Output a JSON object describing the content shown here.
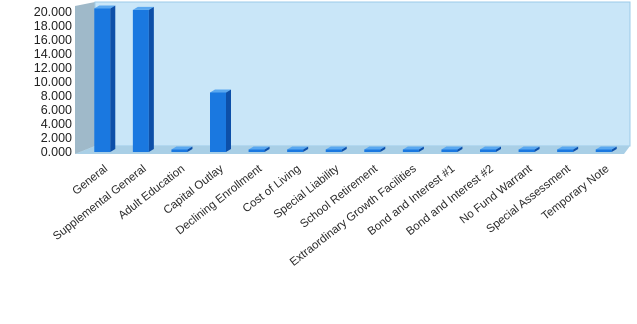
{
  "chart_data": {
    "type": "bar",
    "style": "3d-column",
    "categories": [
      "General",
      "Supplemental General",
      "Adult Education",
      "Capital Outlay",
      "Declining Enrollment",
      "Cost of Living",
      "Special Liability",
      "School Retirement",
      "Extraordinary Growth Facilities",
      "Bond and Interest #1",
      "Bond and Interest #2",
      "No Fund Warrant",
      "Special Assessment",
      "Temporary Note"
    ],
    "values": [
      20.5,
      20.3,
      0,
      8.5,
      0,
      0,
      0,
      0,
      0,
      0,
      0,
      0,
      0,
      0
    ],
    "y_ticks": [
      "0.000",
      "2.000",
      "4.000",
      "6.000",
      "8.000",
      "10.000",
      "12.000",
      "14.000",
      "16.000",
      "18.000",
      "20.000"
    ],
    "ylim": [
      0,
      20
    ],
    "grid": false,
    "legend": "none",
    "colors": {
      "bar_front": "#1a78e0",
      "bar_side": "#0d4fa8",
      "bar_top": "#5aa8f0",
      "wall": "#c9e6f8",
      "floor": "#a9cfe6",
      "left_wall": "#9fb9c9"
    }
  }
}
───
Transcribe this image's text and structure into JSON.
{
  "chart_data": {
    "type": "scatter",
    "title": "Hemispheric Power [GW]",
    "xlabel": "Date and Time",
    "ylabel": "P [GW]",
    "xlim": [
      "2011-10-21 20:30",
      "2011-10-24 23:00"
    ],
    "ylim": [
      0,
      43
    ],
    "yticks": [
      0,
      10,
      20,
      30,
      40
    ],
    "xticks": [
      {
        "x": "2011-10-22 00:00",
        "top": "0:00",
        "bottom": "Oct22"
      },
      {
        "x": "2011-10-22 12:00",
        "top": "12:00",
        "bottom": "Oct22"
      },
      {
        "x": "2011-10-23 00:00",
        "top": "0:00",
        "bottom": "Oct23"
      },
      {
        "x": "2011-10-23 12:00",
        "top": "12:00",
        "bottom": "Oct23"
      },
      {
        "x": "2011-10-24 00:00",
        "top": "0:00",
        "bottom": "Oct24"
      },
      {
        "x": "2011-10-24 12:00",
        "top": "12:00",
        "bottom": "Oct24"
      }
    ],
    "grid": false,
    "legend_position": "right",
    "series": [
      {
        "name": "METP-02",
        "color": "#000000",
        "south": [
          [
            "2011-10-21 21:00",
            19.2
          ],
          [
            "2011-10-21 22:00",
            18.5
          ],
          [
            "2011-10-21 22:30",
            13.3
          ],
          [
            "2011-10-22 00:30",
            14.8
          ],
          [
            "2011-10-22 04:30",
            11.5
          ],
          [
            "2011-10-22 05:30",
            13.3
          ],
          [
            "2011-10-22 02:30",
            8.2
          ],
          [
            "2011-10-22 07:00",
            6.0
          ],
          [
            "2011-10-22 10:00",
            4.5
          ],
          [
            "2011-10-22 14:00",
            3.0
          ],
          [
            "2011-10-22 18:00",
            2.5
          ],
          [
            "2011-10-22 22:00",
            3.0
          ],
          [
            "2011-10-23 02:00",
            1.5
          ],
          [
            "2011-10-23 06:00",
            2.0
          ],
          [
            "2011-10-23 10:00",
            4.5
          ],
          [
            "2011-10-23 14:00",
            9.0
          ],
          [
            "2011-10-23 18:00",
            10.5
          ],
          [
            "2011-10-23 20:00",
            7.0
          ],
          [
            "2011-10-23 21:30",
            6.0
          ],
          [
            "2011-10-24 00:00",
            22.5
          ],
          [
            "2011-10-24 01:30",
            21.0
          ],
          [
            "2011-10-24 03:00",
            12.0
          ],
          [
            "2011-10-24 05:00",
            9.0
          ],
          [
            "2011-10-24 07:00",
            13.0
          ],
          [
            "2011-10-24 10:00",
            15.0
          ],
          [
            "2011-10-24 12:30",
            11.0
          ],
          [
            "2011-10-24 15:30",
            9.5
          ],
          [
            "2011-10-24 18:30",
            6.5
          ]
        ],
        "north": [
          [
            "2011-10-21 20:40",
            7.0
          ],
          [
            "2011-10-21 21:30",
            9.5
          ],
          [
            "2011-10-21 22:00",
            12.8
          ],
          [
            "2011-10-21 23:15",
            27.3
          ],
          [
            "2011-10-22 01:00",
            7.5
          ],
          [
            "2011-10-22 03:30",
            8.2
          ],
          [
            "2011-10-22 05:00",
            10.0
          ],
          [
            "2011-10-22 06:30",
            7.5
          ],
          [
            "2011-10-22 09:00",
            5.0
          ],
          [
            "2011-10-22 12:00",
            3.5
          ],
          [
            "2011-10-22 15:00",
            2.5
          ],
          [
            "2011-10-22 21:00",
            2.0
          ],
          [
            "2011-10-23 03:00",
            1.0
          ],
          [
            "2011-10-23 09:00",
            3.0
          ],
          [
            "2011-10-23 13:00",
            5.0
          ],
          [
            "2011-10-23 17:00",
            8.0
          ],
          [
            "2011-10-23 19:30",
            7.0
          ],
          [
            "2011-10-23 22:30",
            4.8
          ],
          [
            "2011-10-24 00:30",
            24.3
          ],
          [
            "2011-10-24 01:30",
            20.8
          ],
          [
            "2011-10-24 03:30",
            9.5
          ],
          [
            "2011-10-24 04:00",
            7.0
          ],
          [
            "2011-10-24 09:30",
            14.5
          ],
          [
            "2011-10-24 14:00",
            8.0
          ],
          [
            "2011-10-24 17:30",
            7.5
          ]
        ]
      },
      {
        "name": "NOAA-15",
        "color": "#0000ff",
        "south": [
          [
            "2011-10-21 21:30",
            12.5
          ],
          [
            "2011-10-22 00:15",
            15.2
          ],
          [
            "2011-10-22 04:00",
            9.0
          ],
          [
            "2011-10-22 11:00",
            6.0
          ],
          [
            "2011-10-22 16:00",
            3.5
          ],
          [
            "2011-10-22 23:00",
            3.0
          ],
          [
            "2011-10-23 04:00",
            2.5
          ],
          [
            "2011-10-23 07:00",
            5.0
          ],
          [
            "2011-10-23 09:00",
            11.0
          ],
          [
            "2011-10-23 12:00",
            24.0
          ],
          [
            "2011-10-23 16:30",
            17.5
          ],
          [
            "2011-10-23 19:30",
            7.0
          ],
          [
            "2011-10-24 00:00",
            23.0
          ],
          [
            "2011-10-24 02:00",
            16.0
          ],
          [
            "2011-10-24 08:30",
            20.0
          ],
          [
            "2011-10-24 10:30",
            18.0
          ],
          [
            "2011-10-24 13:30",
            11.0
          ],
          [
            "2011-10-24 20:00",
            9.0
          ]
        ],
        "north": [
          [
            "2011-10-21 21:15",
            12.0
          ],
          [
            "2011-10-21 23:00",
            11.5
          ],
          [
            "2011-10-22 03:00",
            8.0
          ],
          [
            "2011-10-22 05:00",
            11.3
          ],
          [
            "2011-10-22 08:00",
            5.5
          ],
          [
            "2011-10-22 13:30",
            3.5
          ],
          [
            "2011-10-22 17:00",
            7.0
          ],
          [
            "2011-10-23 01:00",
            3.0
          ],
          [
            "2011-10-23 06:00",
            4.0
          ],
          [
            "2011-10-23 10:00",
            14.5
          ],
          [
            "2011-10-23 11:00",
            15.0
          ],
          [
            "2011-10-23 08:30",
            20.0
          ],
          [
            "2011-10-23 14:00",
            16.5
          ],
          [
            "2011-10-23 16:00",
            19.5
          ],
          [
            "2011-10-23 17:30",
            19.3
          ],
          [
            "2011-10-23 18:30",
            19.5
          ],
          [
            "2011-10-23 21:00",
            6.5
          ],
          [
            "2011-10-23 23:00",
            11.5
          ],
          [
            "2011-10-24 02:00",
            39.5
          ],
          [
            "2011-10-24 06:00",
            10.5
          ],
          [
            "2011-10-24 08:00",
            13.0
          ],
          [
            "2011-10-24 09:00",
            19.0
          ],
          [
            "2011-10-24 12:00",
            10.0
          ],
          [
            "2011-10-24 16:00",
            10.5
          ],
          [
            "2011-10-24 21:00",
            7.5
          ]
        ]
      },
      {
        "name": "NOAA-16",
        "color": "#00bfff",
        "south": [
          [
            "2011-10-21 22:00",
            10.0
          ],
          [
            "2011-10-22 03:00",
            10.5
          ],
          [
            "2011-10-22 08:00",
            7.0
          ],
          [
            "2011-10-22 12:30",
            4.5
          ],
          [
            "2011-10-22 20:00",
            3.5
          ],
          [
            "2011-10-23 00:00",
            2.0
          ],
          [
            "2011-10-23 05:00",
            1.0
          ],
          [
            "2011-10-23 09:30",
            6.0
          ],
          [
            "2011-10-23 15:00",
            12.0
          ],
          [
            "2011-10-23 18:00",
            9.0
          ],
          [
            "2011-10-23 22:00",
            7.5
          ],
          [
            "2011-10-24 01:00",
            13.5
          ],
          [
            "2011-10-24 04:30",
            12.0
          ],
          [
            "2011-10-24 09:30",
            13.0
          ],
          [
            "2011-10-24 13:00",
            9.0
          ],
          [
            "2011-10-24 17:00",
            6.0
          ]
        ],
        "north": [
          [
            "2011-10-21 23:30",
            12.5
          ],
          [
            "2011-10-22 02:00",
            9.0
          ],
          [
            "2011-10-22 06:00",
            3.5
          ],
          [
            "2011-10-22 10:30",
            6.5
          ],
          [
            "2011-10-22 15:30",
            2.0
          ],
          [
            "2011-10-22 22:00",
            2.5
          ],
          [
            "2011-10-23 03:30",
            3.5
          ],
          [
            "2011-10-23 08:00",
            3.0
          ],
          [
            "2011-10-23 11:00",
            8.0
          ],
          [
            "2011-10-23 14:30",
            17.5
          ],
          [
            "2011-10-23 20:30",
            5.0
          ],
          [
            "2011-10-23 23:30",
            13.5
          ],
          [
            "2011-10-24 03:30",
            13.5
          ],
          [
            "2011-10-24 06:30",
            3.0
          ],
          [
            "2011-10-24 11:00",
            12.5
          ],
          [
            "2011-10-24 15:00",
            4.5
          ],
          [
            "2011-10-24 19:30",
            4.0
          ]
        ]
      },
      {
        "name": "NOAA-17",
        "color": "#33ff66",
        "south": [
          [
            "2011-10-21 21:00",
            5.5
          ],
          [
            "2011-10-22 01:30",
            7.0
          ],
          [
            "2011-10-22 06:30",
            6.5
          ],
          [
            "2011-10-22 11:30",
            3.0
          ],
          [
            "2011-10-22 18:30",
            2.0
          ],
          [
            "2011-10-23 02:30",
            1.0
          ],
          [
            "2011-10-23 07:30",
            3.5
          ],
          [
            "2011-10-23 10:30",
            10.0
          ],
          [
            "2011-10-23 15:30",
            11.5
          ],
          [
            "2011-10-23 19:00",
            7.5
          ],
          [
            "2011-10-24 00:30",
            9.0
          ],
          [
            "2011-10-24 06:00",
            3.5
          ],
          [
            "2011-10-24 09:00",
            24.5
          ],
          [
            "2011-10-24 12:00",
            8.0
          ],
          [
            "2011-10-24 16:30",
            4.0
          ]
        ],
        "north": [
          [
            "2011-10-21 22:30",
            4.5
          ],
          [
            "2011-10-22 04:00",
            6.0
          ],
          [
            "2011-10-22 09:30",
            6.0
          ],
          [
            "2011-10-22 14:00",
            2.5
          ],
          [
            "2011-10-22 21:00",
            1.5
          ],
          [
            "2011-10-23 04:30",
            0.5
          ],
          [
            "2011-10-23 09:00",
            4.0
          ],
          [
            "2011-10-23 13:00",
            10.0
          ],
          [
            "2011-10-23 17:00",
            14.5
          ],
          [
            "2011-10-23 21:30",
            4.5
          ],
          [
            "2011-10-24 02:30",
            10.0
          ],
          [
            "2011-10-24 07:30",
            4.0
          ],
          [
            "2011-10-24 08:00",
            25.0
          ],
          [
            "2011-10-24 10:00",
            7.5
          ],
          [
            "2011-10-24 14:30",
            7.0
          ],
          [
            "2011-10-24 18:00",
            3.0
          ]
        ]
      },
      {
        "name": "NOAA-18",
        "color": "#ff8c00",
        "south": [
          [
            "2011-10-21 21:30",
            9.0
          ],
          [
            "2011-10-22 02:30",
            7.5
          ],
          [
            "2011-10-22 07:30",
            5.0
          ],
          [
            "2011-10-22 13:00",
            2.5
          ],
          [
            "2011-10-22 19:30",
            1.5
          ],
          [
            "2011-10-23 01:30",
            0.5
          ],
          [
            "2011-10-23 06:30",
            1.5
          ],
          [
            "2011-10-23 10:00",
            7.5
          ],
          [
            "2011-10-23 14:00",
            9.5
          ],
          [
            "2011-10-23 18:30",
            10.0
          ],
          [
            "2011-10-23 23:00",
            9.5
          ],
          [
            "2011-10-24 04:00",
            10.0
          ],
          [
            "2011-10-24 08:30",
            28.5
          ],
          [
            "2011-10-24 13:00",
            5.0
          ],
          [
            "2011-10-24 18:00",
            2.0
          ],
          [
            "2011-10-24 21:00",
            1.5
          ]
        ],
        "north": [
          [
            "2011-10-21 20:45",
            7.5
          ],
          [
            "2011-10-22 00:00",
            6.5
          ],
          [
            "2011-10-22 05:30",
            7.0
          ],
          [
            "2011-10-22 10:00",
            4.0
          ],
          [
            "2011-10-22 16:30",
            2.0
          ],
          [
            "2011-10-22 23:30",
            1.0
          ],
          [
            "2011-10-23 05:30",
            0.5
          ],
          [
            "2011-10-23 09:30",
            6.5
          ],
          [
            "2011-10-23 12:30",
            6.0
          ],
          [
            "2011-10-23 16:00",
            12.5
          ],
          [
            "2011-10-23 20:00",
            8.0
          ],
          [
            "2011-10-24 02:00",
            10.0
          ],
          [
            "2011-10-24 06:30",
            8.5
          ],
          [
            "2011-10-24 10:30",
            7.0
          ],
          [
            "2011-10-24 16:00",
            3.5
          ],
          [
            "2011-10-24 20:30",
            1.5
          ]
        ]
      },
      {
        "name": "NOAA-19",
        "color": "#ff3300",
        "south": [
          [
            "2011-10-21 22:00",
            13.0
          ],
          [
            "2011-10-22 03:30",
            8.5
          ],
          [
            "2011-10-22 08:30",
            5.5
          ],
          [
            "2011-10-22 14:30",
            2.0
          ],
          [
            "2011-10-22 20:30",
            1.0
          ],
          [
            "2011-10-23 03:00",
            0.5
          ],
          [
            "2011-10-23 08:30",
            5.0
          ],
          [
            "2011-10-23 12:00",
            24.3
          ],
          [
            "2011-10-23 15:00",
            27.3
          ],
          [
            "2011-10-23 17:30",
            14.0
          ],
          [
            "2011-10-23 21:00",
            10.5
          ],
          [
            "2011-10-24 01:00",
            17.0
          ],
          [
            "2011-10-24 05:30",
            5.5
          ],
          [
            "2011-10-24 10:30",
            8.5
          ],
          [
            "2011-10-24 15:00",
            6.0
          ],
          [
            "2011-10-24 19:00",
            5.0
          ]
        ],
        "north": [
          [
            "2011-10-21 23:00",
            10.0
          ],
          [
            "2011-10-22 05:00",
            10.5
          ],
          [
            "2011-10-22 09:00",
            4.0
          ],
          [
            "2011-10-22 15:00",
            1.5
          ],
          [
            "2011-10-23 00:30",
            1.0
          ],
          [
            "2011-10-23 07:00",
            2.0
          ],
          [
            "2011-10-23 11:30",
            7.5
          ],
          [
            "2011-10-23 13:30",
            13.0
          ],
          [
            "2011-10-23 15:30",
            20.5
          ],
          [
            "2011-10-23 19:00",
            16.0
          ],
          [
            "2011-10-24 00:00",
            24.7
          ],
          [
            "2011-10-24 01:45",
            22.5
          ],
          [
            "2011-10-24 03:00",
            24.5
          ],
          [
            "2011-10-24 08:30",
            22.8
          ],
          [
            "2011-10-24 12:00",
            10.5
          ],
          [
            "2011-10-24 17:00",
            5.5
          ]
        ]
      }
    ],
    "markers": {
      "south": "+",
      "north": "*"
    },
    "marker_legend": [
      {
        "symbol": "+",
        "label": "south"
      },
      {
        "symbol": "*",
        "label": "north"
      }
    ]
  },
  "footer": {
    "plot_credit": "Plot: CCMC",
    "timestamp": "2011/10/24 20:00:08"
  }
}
───
WRITTEN TASK
Looking at the records above, work out how many lines include the word "Special", then give that number by itself.

COMPLETED EXERCISE
2